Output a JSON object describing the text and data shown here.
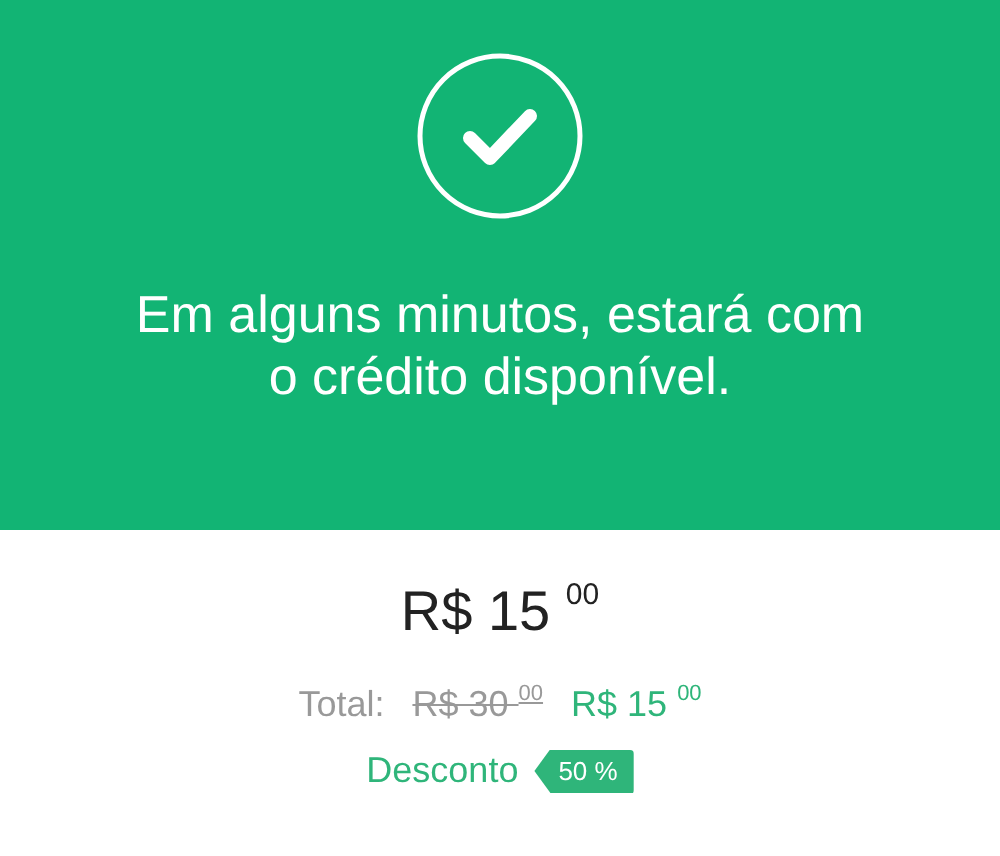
{
  "confirmation": {
    "message": "Em alguns minutos, estará com o crédito disponível."
  },
  "price": "R$ 15 $^{00}$",
  "total": {
    "label": "Total:",
    "original": "R$ 30 $^{00}$",
    "final": "R$ 15 $^{00}$"
  },
  "discount": {
    "label": "Desconto",
    "badge": "50 %"
  }
}
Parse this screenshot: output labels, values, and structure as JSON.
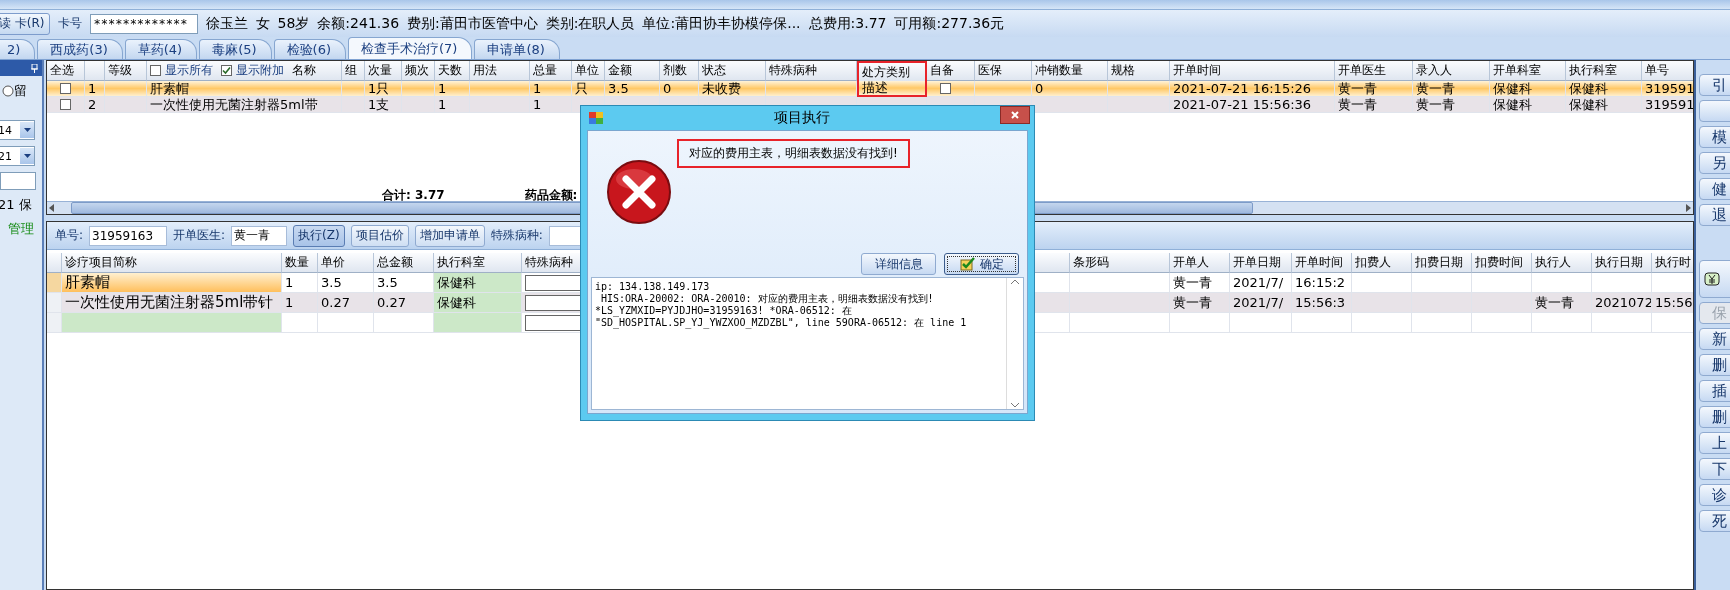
{
  "patient_bar": {
    "read_button": "读 卡(R)",
    "card_label": "卡号",
    "card_value": "*************",
    "info": [
      "徐玉兰",
      "女",
      "58岁",
      "余额:241.36",
      "费别:莆田市医管中心",
      "类别:在职人员",
      "单位:莆田协丰协模停保...",
      "总费用:3.77",
      "可用额:277.36元"
    ]
  },
  "tabs": [
    {
      "label": "2)",
      "selected": false
    },
    {
      "label": "西成药(3)",
      "selected": false
    },
    {
      "label": "草药(4)",
      "selected": false
    },
    {
      "label": "毒麻(5)",
      "selected": false
    },
    {
      "label": "检验(6)",
      "selected": false
    },
    {
      "label": "检查手术治疗(7)",
      "selected": true
    },
    {
      "label": "申请单(8)",
      "selected": false
    }
  ],
  "left_panel": {
    "radio_label": "留",
    "radio_selected": false,
    "dropdowns": [
      "14",
      "21"
    ],
    "lines": [
      {
        "text": "21 保",
        "kind": "plain"
      },
      {
        "text": "管理",
        "kind": "link"
      }
    ]
  },
  "upper_table": {
    "header_options": [
      {
        "label": "显示所有",
        "checked": false
      },
      {
        "label": "显示附加",
        "checked": true
      }
    ],
    "columns": [
      {
        "label": "全选"
      },
      {},
      {
        "label": "等级"
      },
      {
        "label": "名称"
      },
      {
        "label": "组"
      },
      {
        "label": "次量"
      },
      {
        "label": "频次"
      },
      {
        "label": "天数"
      },
      {
        "label": "用法"
      },
      {
        "label": "总量"
      },
      {
        "label": "单位"
      },
      {
        "label": "金额"
      },
      {
        "label": "剂数"
      },
      {
        "label": "状态"
      },
      {
        "label": "特殊病种"
      },
      {
        "label": "处方类别",
        "highlighted": true
      },
      {
        "label": "自备"
      },
      {
        "label": "医保"
      },
      {
        "label": "冲销数量"
      },
      {
        "label": "规格"
      },
      {
        "label": "开单时间"
      },
      {
        "label": "开单医生"
      },
      {
        "label": "录入人"
      },
      {
        "label": "开单科室"
      },
      {
        "label": "执行科室"
      },
      {
        "label": "单号"
      }
    ],
    "rows": [
      {
        "selected": true,
        "checked": false,
        "self_supplied": false,
        "cells": [
          null,
          "1",
          null,
          "肝素帽",
          null,
          "1只",
          null,
          "1",
          null,
          "1",
          "只",
          "3.5",
          "0",
          "未收费",
          null,
          "描述",
          null,
          null,
          "0",
          null,
          "2021-07-21 16:15:26",
          "黄一青",
          "黄一青",
          "保健科",
          "保健科",
          "319591"
        ]
      },
      {
        "selected": false,
        "checked": false,
        "cells": [
          null,
          "2",
          null,
          "一次性使用无菌注射器5ml带",
          null,
          "1支",
          null,
          "1",
          null,
          "1",
          null,
          null,
          null,
          null,
          null,
          null,
          null,
          null,
          null,
          null,
          "2021-07-21 15:56:36",
          "黄一青",
          "黄一青",
          "保健科",
          "保健科",
          "319591"
        ]
      }
    ],
    "summary": [
      "合计:  3.77",
      "药品金额:"
    ]
  },
  "lower_toolbar": {
    "order_label": "单号:",
    "order_value": "31959163",
    "doctor_label": "开单医生:",
    "doctor_value": "黄一青",
    "buttons": [
      {
        "label": "执行(Z)",
        "selected": true
      },
      {
        "label": "项目估价",
        "selected": false
      },
      {
        "label": "增加申请单",
        "selected": false
      }
    ],
    "special_label": "特殊病种:"
  },
  "lower_table": {
    "columns": [
      "诊疗项目简称",
      "数量",
      "单价",
      "总金额",
      "执行科室",
      "特殊病种",
      "条形码",
      "开单人",
      "开单日期",
      "开单时间",
      "扣费人",
      "扣费日期",
      "扣费时间",
      "执行人",
      "执行日期",
      "执行时"
    ],
    "rows": [
      {
        "selected": true,
        "cells": [
          "肝素帽",
          "1",
          "3.5",
          "3.5",
          "保健科",
          null,
          null,
          "黄一青",
          "2021/7/",
          "16:15:2",
          null,
          null,
          null,
          null,
          null,
          null
        ]
      },
      {
        "selected": false,
        "cells": [
          "一次性使用无菌注射器5ml带针",
          "1",
          "0.27",
          "0.27",
          "保健科",
          null,
          null,
          "黄一青",
          "2021/7/",
          "15:56:3",
          null,
          null,
          null,
          "黄一青",
          "2021072",
          "15:56"
        ]
      }
    ]
  },
  "side_buttons": [
    {
      "label": "引",
      "kind": "plain",
      "disabled": false
    },
    {
      "kind": "plain",
      "disabled": false
    },
    {
      "label": "模",
      "kind": "plain",
      "disabled": false
    },
    {
      "label": "另",
      "kind": "plain",
      "disabled": false
    },
    {
      "label": "健",
      "kind": "plain",
      "disabled": false
    },
    {
      "label": "退",
      "kind": "plain",
      "disabled": false
    },
    {
      "kind": "money",
      "disabled": false
    },
    {
      "label": "保",
      "kind": "plain",
      "disabled": true
    },
    {
      "label": "新",
      "kind": "plain",
      "disabled": false
    },
    {
      "label": "删",
      "kind": "plain",
      "disabled": false
    },
    {
      "label": "插",
      "kind": "plain",
      "disabled": false
    },
    {
      "label": "删",
      "kind": "plain",
      "disabled": false
    },
    {
      "label": "上",
      "kind": "plain",
      "disabled": false
    },
    {
      "label": "下",
      "kind": "plain",
      "disabled": false
    },
    {
      "label": "诊",
      "kind": "plain",
      "disabled": false
    },
    {
      "label": "死",
      "kind": "plain",
      "disabled": false
    }
  ],
  "dialog": {
    "title": "项目执行",
    "message": "对应的费用主表，明细表数据没有找到!",
    "buttons": [
      {
        "label": "详细信息",
        "kind": "plain"
      },
      {
        "label": "确定",
        "kind": "confirm"
      }
    ],
    "details": "ip: 134.138.149.173\n HIS:ORA-20002: ORA-20010: 对应的费用主表，明细表数据没有找到!\n*LS_YZMXID=PYJDJHO=31959163! *ORA-06512: 在\n\"SD_HOSPITAL.SP_YJ_YWZXOO_MZDZBL\", line 59ORA-06512: 在 line 1"
  }
}
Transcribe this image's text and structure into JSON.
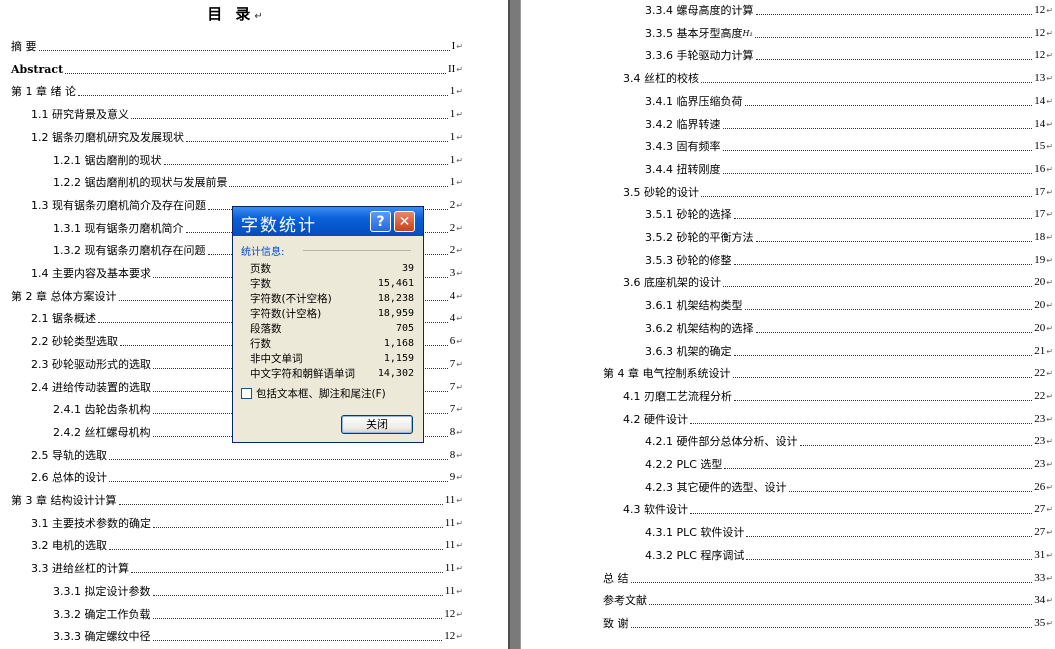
{
  "toc_title": "目 录",
  "left_entries": [
    {
      "text": "摘  要",
      "page": "I"
    },
    {
      "text": "Abstract",
      "page": "II"
    },
    {
      "text": "第 1 章  绪  论",
      "page": "1"
    },
    {
      "text": "1.1 研究背景及意义",
      "page": "1"
    },
    {
      "text": "1.2 锯条刃磨机研究及发展现状",
      "page": "1"
    },
    {
      "text": "1.2.1 锯齿磨削的现状",
      "page": "1"
    },
    {
      "text": "1.2.2 锯齿磨削机的现状与发展前景",
      "page": "1"
    },
    {
      "text": "1.3 现有锯条刃磨机简介及存在问题",
      "page": "2"
    },
    {
      "text": "1.3.1 现有锯条刃磨机简介",
      "page": "2"
    },
    {
      "text": "1.3.2 现有锯条刃磨机存在问题",
      "page": "2"
    },
    {
      "text": "1.4 主要内容及基本要求",
      "page": "3"
    },
    {
      "text": "第 2 章  总体方案设计",
      "page": "4"
    },
    {
      "text": "2.1 锯条概述",
      "page": "4"
    },
    {
      "text": "2.2 砂轮类型选取",
      "page": "6"
    },
    {
      "text": "2.3 砂轮驱动形式的选取",
      "page": "7"
    },
    {
      "text": "2.4 进给传动装置的选取",
      "page": "7"
    },
    {
      "text": "2.4.1 齿轮齿条机构",
      "page": "7"
    },
    {
      "text": "2.4.2 丝杠螺母机构",
      "page": "8"
    },
    {
      "text": "2.5 导轨的选取",
      "page": "8"
    },
    {
      "text": "2.6 总体的设计",
      "page": "9"
    },
    {
      "text": "第 3 章  结构设计计算",
      "page": "11"
    },
    {
      "text": "3.1 主要技术参数的确定",
      "page": "11"
    },
    {
      "text": "3.2 电机的选取",
      "page": "11"
    },
    {
      "text": "3.3 进给丝杠的计算",
      "page": "11"
    },
    {
      "text": "3.3.1 拟定设计参数",
      "page": "11"
    },
    {
      "text": "3.3.2 确定工作负载",
      "page": "12"
    },
    {
      "text": "3.3.3 确定螺纹中径",
      "page": "12"
    }
  ],
  "right_entries": [
    {
      "text": "3.3.4 螺母高度的计算",
      "page": "12"
    },
    {
      "text": "3.3.5 基本牙型高度",
      "page": "12",
      "sup": "H₁"
    },
    {
      "text": "3.3.6 手轮驱动力计算",
      "page": "12"
    },
    {
      "text": "3.4  丝杠的校核",
      "page": "13"
    },
    {
      "text": "3.4.1 临界压缩负荷",
      "page": "14"
    },
    {
      "text": "3.4.2 临界转速",
      "page": "14"
    },
    {
      "text": "3.4.3 固有频率",
      "page": "15"
    },
    {
      "text": "3.4.4 扭转刚度",
      "page": "16"
    },
    {
      "text": "3.5 砂轮的设计",
      "page": "17"
    },
    {
      "text": "3.5.1 砂轮的选择",
      "page": "17"
    },
    {
      "text": "3.5.2 砂轮的平衡方法",
      "page": "18"
    },
    {
      "text": "3.5.3 砂轮的修整",
      "page": "19"
    },
    {
      "text": "3.6 底座机架的设计",
      "page": "20"
    },
    {
      "text": "3.6.1 机架结构类型",
      "page": "20"
    },
    {
      "text": "3.6.2 机架结构的选择",
      "page": "20"
    },
    {
      "text": "3.6.3 机架的确定",
      "page": "21"
    },
    {
      "text": "第 4 章  电气控制系统设计",
      "page": "22"
    },
    {
      "text": "4.1 刃磨工艺流程分析",
      "page": "22"
    },
    {
      "text": "4.2 硬件设计",
      "page": "23"
    },
    {
      "text": "4.2.1 硬件部分总体分析、设计",
      "page": "23"
    },
    {
      "text": "4.2.2 PLC 选型",
      "page": "23"
    },
    {
      "text": "4.2.3 其它硬件的选型、设计",
      "page": "26"
    },
    {
      "text": "4.3 软件设计",
      "page": "27"
    },
    {
      "text": "4.3.1 PLC 软件设计",
      "page": "27"
    },
    {
      "text": "4.3.2 PLC 程序调试",
      "page": "31"
    },
    {
      "text": "总  结",
      "page": "33"
    },
    {
      "text": "参考文献",
      "page": "34"
    },
    {
      "text": "致  谢",
      "page": "35"
    }
  ],
  "dialog": {
    "title": "字数统计",
    "help_label": "?",
    "close_label": "✕",
    "section_label": "统计信息:",
    "stats": [
      {
        "label": "页数",
        "value": "39"
      },
      {
        "label": "字数",
        "value": "15,461"
      },
      {
        "label": "字符数(不计空格)",
        "value": "18,238"
      },
      {
        "label": "字符数(计空格)",
        "value": "18,959"
      },
      {
        "label": "段落数",
        "value": "705"
      },
      {
        "label": "行数",
        "value": "1,168"
      },
      {
        "label": "非中文单词",
        "value": "1,159"
      },
      {
        "label": "中文字符和朝鲜语单词",
        "value": "14,302"
      }
    ],
    "checkbox_label": "包括文本框、脚注和尾注(F)",
    "checkbox_checked": false,
    "close_button_label": "关闭"
  },
  "colors": {
    "titlebar": "#0a5fd8",
    "dialog_bg": "#ece9d8",
    "section_text": "#0046d5",
    "gutter": "#7a7a7a"
  }
}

________________

--- Goal ---
Which lines hold the word "明细表数据没有找到"? Copy all of them.

--- Result below ---
    "message": "对应的费用主表，明细表数据没有找到!",
    "details": "ip: 134.138.149.173\n HIS:ORA-20002: ORA-20010: 对应的费用主表，明细表数据没有找到!\n*LS_YZMXID=PYJDJHO=31959163! *ORA-06512: 在\n\"SD_HOSPITAL.SP_YJ_YWZXOO_MZDZBL\", line 59ORA-06512: 在 line 1"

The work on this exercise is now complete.